> Given request
Copy out all lines of the records in which the word "Channel" appears.

* BEGIN Dataset rows *

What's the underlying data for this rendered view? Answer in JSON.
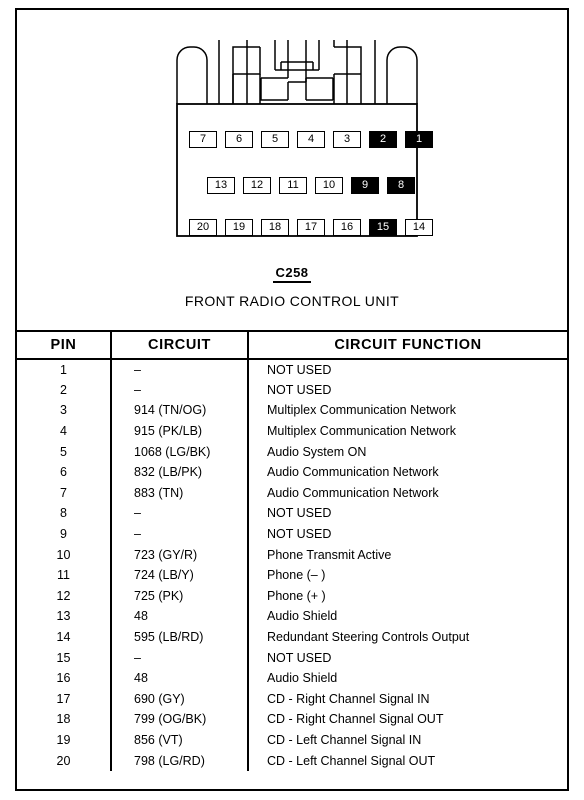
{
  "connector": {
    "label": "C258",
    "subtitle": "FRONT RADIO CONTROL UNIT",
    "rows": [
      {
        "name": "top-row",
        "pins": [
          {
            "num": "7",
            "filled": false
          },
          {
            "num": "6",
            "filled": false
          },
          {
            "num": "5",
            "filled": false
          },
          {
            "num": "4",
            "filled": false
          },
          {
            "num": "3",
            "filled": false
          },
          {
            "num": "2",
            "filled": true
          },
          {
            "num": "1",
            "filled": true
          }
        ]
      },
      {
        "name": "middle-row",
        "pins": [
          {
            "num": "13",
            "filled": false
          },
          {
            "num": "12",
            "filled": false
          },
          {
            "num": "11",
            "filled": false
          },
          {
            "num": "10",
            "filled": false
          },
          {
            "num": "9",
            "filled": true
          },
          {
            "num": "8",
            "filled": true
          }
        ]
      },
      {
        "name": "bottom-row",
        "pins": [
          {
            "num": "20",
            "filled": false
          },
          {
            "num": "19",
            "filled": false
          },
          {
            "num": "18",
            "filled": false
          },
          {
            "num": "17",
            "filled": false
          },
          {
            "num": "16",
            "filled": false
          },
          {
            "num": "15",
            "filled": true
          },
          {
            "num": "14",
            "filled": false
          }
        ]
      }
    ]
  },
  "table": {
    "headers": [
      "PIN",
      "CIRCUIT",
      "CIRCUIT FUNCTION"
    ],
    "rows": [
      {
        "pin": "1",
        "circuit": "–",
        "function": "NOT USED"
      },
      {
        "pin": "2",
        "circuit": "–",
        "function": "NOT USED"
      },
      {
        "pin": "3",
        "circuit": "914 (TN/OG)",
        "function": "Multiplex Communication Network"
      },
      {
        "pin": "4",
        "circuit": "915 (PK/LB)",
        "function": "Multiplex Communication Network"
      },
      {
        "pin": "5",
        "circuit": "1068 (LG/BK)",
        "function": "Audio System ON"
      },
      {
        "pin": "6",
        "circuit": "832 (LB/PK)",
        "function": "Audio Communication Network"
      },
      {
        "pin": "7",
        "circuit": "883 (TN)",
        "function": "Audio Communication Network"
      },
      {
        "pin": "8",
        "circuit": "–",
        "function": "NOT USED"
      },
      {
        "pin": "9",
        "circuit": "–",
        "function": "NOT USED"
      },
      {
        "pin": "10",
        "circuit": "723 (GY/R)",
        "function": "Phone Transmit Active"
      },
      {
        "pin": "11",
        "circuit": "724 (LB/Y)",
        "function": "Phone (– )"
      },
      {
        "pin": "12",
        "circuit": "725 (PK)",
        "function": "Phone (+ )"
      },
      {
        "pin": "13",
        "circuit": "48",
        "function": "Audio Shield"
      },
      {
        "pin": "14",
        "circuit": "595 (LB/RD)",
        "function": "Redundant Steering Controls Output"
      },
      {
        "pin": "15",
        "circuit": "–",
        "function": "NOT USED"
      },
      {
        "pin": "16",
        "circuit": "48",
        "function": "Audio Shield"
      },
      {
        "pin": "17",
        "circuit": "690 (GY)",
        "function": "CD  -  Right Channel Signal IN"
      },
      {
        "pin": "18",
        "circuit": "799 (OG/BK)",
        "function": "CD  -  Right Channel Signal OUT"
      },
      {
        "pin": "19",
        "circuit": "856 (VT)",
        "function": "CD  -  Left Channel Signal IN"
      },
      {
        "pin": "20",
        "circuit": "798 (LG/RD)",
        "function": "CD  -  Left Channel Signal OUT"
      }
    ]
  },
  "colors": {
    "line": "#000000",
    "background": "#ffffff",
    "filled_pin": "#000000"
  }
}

* END Dataset rows *

> Output of the exercise
        "function": "CD  -  Right Channel Signal IN"
        "function": "CD  -  Right Channel Signal OUT"
        "function": "CD  -  Left Channel Signal IN"
        "function": "CD  -  Left Channel Signal OUT"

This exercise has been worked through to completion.